Directive
Lines that include the word "Tidak" are the ones to copy.

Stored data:
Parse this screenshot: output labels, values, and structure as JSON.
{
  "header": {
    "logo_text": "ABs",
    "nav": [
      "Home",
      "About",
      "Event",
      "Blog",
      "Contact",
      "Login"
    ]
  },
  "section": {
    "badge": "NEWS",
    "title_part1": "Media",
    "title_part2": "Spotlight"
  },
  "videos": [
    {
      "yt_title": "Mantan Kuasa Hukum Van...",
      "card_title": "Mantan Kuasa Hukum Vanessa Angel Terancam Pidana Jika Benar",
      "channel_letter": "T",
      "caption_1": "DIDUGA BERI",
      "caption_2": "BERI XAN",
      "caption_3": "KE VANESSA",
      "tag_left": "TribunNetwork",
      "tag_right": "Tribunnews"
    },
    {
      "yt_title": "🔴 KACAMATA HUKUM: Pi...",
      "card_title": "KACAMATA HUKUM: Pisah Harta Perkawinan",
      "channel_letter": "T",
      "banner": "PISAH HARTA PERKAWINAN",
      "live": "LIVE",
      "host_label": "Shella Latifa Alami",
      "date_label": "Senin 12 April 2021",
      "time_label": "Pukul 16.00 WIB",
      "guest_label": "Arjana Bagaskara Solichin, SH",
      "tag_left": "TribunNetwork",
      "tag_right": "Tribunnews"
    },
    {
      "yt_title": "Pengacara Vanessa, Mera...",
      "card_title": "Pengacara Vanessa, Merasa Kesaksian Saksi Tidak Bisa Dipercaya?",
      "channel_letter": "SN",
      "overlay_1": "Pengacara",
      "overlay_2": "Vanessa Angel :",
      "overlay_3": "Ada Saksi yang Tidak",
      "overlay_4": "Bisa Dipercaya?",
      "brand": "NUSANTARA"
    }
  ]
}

Reply
      "card_title": "Pengacara Vanessa, Merasa Kesaksian Saksi Tidak Bisa Dipercaya?",
      "overlay_3": "Ada Saksi yang Tidak",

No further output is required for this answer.